Aim
Please copy out every one of the items below word for word, without changing anything.

Records supplied

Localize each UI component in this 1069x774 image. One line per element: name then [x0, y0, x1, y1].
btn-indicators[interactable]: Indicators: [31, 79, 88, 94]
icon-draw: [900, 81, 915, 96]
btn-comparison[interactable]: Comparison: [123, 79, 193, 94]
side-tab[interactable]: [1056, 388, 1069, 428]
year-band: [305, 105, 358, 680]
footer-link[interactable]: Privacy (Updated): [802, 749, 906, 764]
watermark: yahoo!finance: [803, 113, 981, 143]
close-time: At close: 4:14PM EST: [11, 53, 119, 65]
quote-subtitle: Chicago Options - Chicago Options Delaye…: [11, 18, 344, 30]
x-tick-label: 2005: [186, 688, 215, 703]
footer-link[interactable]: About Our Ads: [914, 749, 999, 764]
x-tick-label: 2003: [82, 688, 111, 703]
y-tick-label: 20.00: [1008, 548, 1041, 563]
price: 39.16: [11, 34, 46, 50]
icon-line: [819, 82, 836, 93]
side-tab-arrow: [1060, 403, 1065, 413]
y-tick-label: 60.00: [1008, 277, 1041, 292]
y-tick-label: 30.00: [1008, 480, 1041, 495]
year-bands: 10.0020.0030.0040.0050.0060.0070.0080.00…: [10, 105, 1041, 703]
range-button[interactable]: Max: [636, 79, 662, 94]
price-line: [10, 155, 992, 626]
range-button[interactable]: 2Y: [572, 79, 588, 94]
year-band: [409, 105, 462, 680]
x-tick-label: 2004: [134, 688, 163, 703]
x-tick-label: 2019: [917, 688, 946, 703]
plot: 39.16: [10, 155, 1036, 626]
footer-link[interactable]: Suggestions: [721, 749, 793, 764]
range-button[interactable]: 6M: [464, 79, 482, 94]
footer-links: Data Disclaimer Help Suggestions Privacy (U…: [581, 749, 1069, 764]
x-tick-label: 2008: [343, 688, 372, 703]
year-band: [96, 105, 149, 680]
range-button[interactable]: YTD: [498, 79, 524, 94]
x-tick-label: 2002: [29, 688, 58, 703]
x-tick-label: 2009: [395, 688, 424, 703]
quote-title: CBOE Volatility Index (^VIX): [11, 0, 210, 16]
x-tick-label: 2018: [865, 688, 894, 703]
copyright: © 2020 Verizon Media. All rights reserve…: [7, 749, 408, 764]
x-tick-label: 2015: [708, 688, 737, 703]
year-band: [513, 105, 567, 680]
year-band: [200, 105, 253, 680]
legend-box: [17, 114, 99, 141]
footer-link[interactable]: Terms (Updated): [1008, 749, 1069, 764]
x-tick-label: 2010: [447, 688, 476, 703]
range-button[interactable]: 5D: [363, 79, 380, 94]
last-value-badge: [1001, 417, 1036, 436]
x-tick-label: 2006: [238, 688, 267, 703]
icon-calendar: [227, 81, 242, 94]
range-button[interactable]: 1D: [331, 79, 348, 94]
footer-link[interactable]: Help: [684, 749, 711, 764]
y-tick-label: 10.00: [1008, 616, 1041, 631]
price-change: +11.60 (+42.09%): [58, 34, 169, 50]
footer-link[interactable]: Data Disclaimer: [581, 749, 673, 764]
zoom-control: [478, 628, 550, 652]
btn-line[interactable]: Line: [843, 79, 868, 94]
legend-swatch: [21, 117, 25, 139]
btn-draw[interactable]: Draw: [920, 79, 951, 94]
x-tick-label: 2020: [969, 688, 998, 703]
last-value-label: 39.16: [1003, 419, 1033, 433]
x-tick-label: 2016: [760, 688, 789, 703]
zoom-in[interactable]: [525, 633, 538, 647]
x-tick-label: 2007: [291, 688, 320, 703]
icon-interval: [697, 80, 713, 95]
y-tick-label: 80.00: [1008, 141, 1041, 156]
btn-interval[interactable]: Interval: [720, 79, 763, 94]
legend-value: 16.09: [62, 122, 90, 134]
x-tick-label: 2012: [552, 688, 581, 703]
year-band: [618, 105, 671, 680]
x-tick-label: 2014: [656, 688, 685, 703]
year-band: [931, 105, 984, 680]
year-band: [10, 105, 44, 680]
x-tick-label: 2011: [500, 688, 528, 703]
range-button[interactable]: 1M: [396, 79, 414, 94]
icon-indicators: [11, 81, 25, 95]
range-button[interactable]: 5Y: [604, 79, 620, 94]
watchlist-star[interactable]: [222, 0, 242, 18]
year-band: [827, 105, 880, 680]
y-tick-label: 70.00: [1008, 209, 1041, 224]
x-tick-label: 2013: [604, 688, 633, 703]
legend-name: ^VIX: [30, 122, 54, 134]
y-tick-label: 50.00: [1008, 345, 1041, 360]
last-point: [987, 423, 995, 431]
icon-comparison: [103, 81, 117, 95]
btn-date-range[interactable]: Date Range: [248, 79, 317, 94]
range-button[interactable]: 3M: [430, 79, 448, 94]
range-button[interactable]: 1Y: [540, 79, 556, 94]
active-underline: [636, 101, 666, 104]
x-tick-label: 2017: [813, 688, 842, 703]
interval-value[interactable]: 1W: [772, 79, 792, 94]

Answer below
Localize each UI component in this 1069x774 image. One line per element: name then [x0, y0, x1, y1].
btn-indicators[interactable]: Indicators: [31, 79, 88, 94]
icon-draw: [900, 81, 915, 96]
btn-comparison[interactable]: Comparison: [123, 79, 193, 94]
side-tab[interactable]: [1056, 388, 1069, 428]
year-band: [305, 105, 358, 680]
footer-link[interactable]: Privacy (Updated): [802, 749, 906, 764]
watermark: yahoo!finance: [803, 113, 981, 143]
close-time: At close: 4:14PM EST: [11, 53, 119, 65]
quote-subtitle: Chicago Options - Chicago Options Delaye…: [11, 18, 344, 30]
x-tick-label: 2005: [186, 688, 215, 703]
footer-link[interactable]: About Our Ads: [914, 749, 999, 764]
x-tick-label: 2003: [82, 688, 111, 703]
y-tick-label: 20.00: [1008, 548, 1041, 563]
price: 39.16: [11, 34, 46, 50]
icon-line: [819, 82, 836, 93]
side-tab-arrow: [1060, 403, 1065, 413]
y-tick-label: 60.00: [1008, 277, 1041, 292]
y-tick-label: 30.00: [1008, 480, 1041, 495]
year-bands: 10.0020.0030.0040.0050.0060.0070.0080.00…: [10, 105, 1041, 703]
range-button[interactable]: Max: [636, 79, 662, 94]
price-line: [10, 155, 992, 626]
range-button[interactable]: 2Y: [572, 79, 588, 94]
year-band: [409, 105, 462, 680]
x-tick-label: 2004: [134, 688, 163, 703]
x-tick-label: 2019: [917, 688, 946, 703]
plot: 39.16: [10, 155, 1036, 626]
footer-link[interactable]: Suggestions: [721, 749, 793, 764]
range-button[interactable]: 6M: [464, 79, 482, 94]
footer-links: Data Disclaimer Help Suggestions Privacy (U…: [581, 749, 1069, 764]
x-tick-label: 2008: [343, 688, 372, 703]
year-band: [96, 105, 149, 680]
range-button[interactable]: YTD: [498, 79, 524, 94]
x-tick-label: 2002: [29, 688, 58, 703]
x-tick-label: 2009: [395, 688, 424, 703]
quote-title: CBOE Volatility Index (^VIX): [11, 0, 210, 16]
x-tick-label: 2018: [865, 688, 894, 703]
copyright: © 2020 Verizon Media. All rights reserve…: [7, 749, 408, 764]
x-tick-label: 2015: [708, 688, 737, 703]
year-band: [513, 105, 567, 680]
year-band: [200, 105, 253, 680]
legend-box: [17, 114, 99, 141]
footer-link[interactable]: Terms (Updated): [1008, 749, 1069, 764]
x-tick-label: 2010: [447, 688, 476, 703]
range-button[interactable]: 5D: [363, 79, 380, 94]
last-value-badge: [1001, 417, 1036, 436]
x-tick-label: 2006: [238, 688, 267, 703]
icon-calendar: [227, 81, 242, 94]
range-button[interactable]: 1D: [331, 79, 348, 94]
footer-link[interactable]: Help: [684, 749, 711, 764]
y-tick-label: 10.00: [1008, 616, 1041, 631]
price-change: +11.60 (+42.09%): [58, 34, 169, 50]
footer-link[interactable]: Data Disclaimer: [581, 749, 673, 764]
zoom-control: [478, 628, 550, 652]
btn-line[interactable]: Line: [843, 79, 868, 94]
legend-swatch: [21, 117, 25, 139]
btn-draw[interactable]: Draw: [920, 79, 951, 94]
x-tick-label: 2020: [969, 688, 998, 703]
last-value-label: 39.16: [1003, 419, 1033, 433]
x-tick-label: 2016: [760, 688, 789, 703]
zoom-in[interactable]: [525, 633, 538, 647]
x-tick-label: 2007: [291, 688, 320, 703]
icon-interval: [697, 80, 713, 95]
y-tick-label: 80.00: [1008, 141, 1041, 156]
btn-interval[interactable]: Interval: [720, 79, 763, 94]
legend-value: 16.09: [62, 122, 90, 134]
x-tick-label: 2012: [552, 688, 581, 703]
year-band: [618, 105, 671, 680]
x-tick-label: 2014: [656, 688, 685, 703]
year-band: [931, 105, 984, 680]
year-band: [10, 105, 44, 680]
x-tick-label: 2011: [500, 688, 528, 703]
range-button[interactable]: 1M: [396, 79, 414, 94]
icon-indicators: [11, 81, 25, 95]
range-button[interactable]: 5Y: [604, 79, 620, 94]
watchlist-star[interactable]: [222, 0, 242, 18]
year-band: [827, 105, 880, 680]
y-tick-label: 70.00: [1008, 209, 1041, 224]
x-tick-label: 2013: [604, 688, 633, 703]
legend-name: ^VIX: [30, 122, 54, 134]
y-tick-label: 50.00: [1008, 345, 1041, 360]
last-point: [987, 423, 995, 431]
icon-comparison: [103, 81, 117, 95]
btn-date-range[interactable]: Date Range: [248, 79, 317, 94]
range-button[interactable]: 3M: [430, 79, 448, 94]
range-button[interactable]: 1Y: [540, 79, 556, 94]
active-underline: [636, 101, 666, 104]
x-tick-label: 2017: [813, 688, 842, 703]
interval-value[interactable]: 1W: [772, 79, 792, 94]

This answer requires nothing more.